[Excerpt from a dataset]
*-*-*

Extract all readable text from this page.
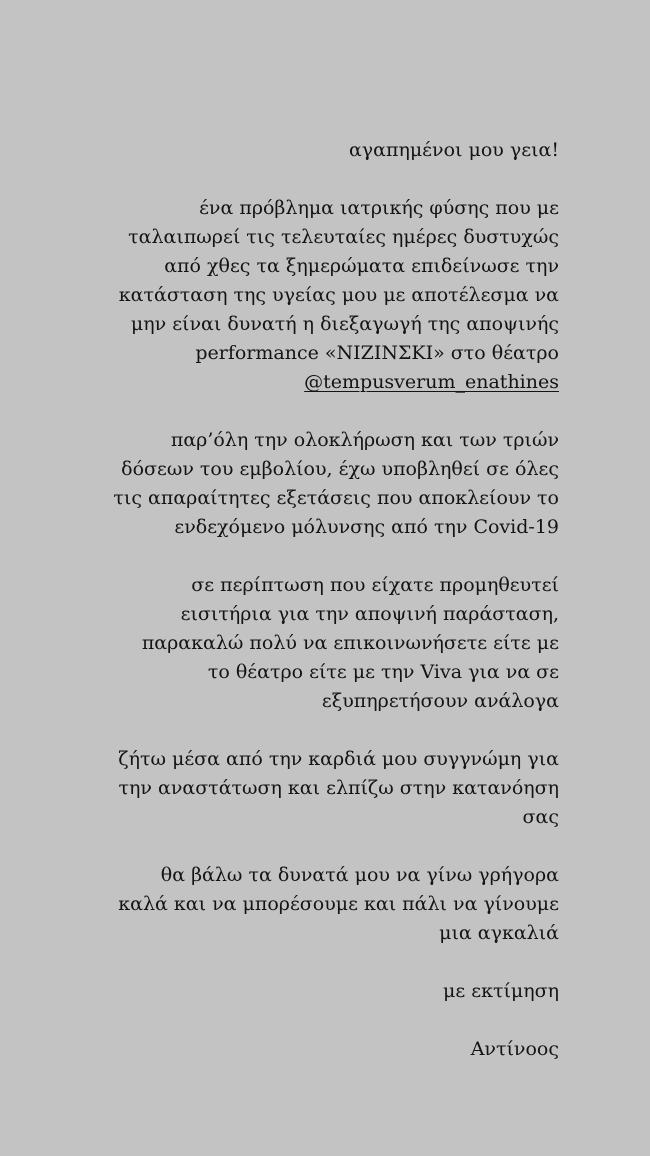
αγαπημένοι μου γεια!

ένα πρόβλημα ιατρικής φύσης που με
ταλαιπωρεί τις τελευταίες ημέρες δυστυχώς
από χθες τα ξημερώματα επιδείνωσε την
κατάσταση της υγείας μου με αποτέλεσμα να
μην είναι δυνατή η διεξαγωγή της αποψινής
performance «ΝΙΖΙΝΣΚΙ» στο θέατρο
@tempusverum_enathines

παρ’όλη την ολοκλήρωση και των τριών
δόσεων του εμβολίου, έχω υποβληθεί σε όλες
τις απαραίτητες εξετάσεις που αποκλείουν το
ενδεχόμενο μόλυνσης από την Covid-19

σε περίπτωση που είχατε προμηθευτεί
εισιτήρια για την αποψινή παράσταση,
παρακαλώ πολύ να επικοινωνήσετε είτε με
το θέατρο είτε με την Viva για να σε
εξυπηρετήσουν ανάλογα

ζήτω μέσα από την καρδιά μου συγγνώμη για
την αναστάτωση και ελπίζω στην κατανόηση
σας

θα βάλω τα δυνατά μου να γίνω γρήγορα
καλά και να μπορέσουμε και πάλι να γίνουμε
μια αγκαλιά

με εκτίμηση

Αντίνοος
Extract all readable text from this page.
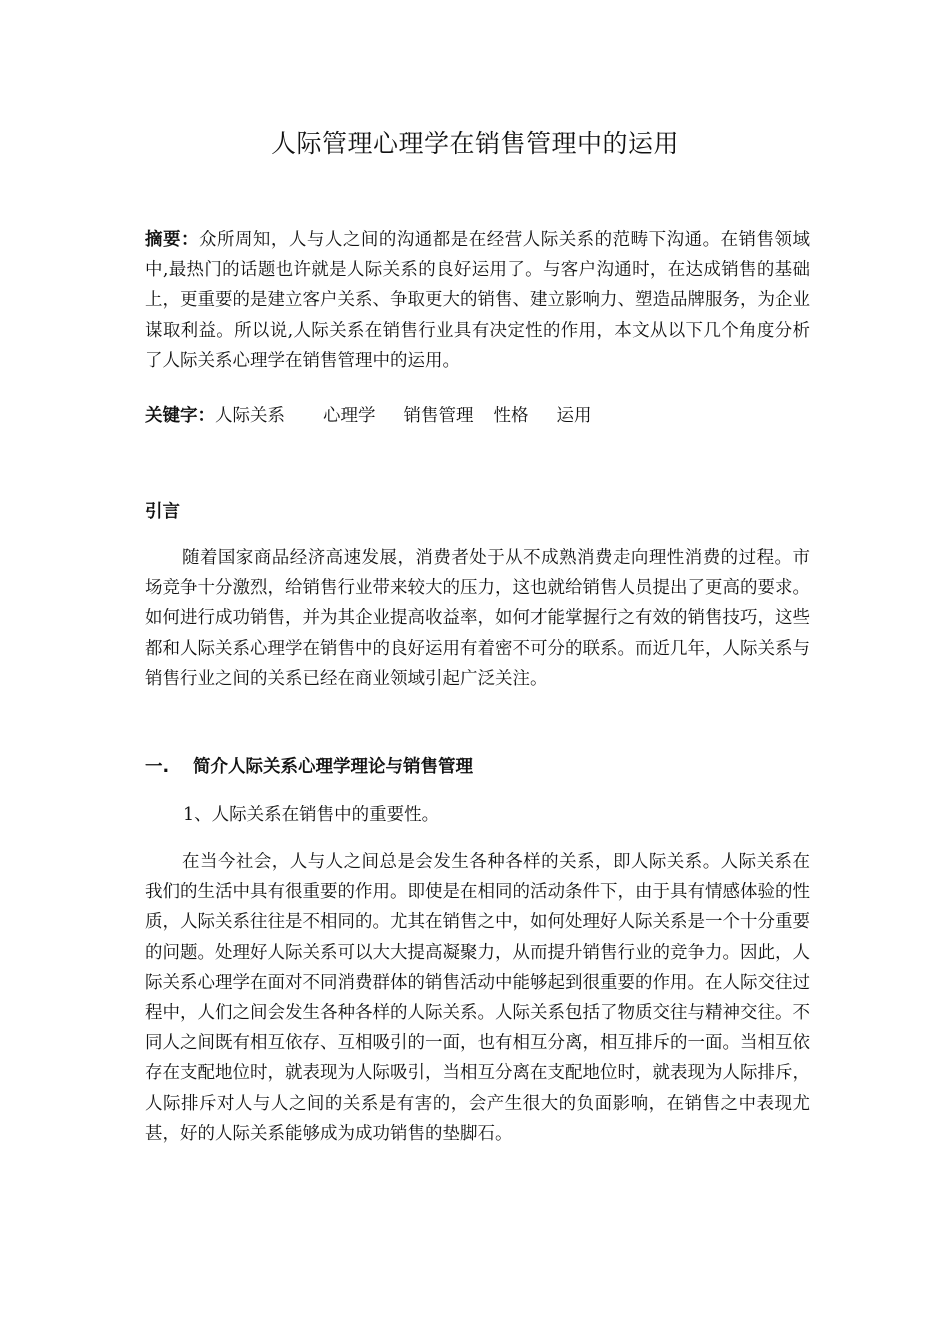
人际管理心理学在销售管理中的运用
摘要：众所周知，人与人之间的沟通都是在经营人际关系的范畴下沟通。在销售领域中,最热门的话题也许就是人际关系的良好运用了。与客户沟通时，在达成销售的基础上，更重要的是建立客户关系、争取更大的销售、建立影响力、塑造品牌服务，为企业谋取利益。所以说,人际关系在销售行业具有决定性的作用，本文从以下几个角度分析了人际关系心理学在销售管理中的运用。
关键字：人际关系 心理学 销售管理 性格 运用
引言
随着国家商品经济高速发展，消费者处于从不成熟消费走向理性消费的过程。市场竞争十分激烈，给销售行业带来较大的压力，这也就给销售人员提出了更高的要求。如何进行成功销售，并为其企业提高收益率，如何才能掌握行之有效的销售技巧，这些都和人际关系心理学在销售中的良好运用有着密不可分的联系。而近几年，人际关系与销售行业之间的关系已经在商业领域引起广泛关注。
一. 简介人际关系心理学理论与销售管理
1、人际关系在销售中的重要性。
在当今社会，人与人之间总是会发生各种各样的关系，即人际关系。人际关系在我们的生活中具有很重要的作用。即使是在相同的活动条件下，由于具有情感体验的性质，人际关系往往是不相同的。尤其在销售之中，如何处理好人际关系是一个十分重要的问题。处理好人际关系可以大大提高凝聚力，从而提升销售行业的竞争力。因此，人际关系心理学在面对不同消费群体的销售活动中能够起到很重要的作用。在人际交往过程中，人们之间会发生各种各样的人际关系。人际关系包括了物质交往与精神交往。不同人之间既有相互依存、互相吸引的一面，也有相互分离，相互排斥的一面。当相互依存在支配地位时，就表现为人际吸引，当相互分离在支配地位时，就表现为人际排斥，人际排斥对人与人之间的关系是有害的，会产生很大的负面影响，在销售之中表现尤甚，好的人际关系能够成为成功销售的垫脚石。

*-*-*

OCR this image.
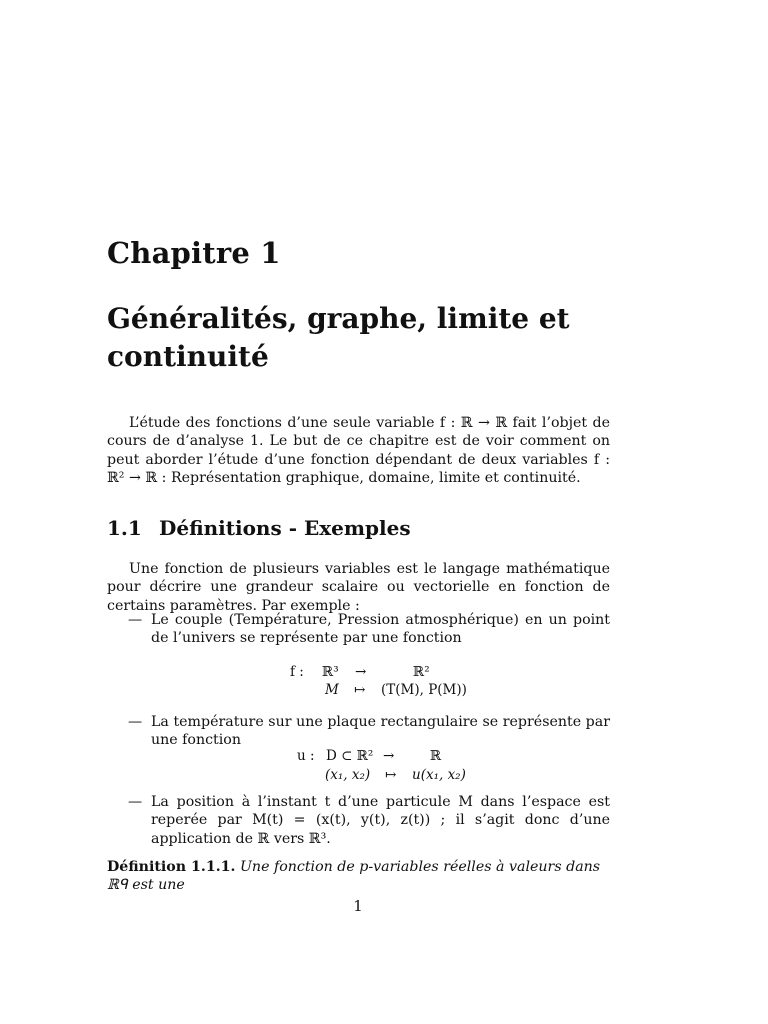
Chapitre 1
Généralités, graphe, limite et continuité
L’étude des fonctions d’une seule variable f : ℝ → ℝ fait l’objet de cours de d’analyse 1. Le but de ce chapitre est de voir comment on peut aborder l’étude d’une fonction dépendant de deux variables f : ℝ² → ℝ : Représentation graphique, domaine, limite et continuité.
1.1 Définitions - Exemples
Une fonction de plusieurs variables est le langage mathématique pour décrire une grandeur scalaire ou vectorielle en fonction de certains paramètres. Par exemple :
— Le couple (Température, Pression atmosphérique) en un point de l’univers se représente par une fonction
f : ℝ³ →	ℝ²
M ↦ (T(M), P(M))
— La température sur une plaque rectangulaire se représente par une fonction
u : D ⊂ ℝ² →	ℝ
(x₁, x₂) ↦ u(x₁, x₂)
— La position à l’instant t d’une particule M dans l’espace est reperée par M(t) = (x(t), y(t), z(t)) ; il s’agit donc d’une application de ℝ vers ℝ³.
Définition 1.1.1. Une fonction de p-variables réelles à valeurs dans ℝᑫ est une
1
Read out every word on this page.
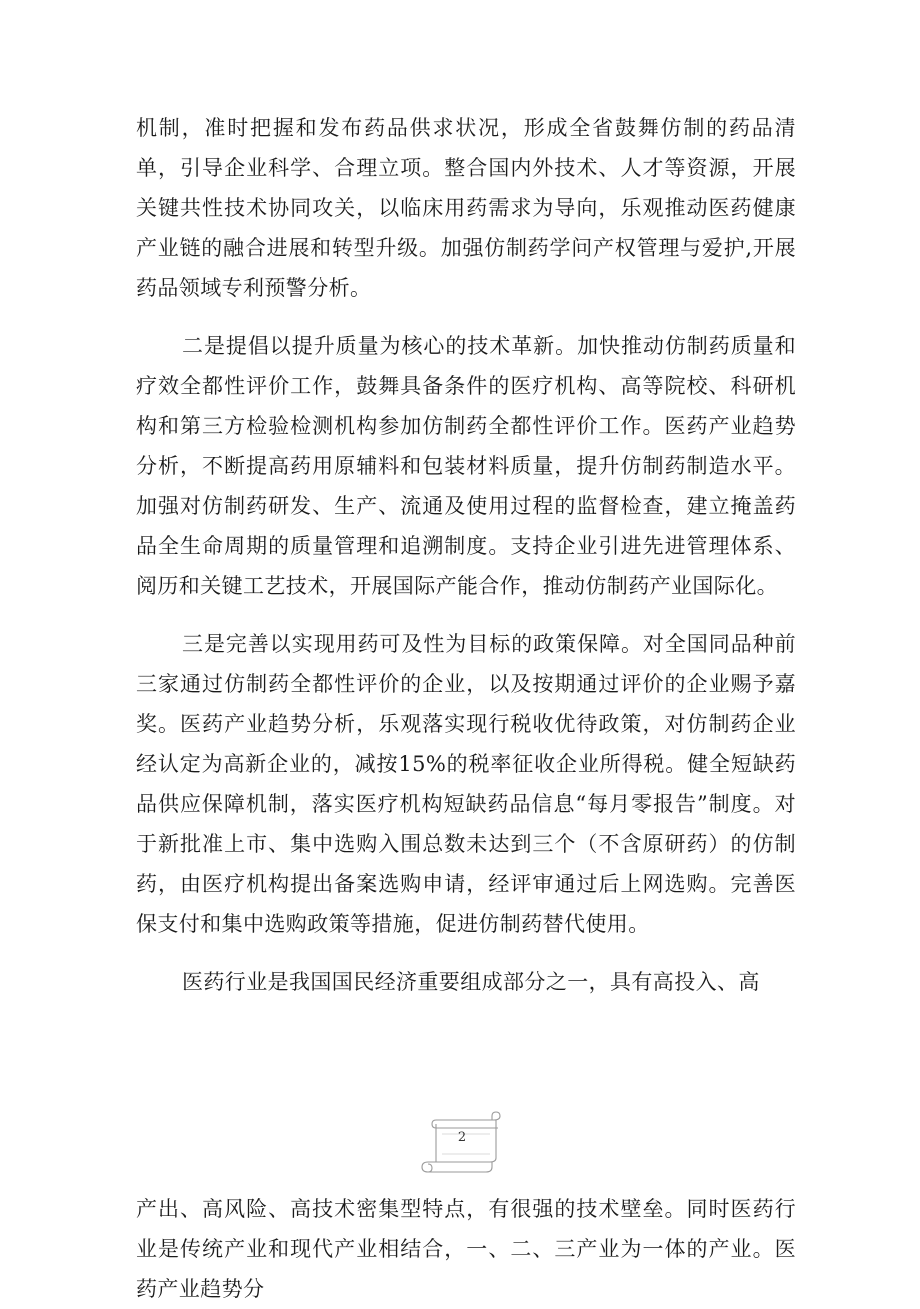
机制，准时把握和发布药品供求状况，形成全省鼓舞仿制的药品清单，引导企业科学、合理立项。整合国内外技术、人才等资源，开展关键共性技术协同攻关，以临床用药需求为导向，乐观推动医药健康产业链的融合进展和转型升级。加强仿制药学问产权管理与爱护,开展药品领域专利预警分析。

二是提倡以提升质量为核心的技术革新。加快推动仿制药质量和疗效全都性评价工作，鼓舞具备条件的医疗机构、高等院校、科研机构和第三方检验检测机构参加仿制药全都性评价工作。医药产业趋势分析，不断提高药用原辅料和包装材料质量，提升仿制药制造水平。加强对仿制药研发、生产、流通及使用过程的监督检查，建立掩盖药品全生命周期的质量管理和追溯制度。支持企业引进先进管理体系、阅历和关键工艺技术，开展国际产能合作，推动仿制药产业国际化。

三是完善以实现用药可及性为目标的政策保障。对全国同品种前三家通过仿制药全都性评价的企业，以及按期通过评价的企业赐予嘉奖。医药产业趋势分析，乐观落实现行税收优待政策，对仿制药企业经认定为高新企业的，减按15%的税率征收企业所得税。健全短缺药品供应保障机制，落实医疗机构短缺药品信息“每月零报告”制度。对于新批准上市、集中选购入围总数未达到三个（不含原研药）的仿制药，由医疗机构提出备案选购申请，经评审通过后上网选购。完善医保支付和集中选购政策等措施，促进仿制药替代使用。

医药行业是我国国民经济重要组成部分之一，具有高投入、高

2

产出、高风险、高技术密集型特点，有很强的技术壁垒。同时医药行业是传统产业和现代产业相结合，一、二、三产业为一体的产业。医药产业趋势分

*-*-*

▶ **REQUIRED TASK**:
Output a single number: how many lines contain the word "this".

▶ **REPLY TO THE TASK**:
4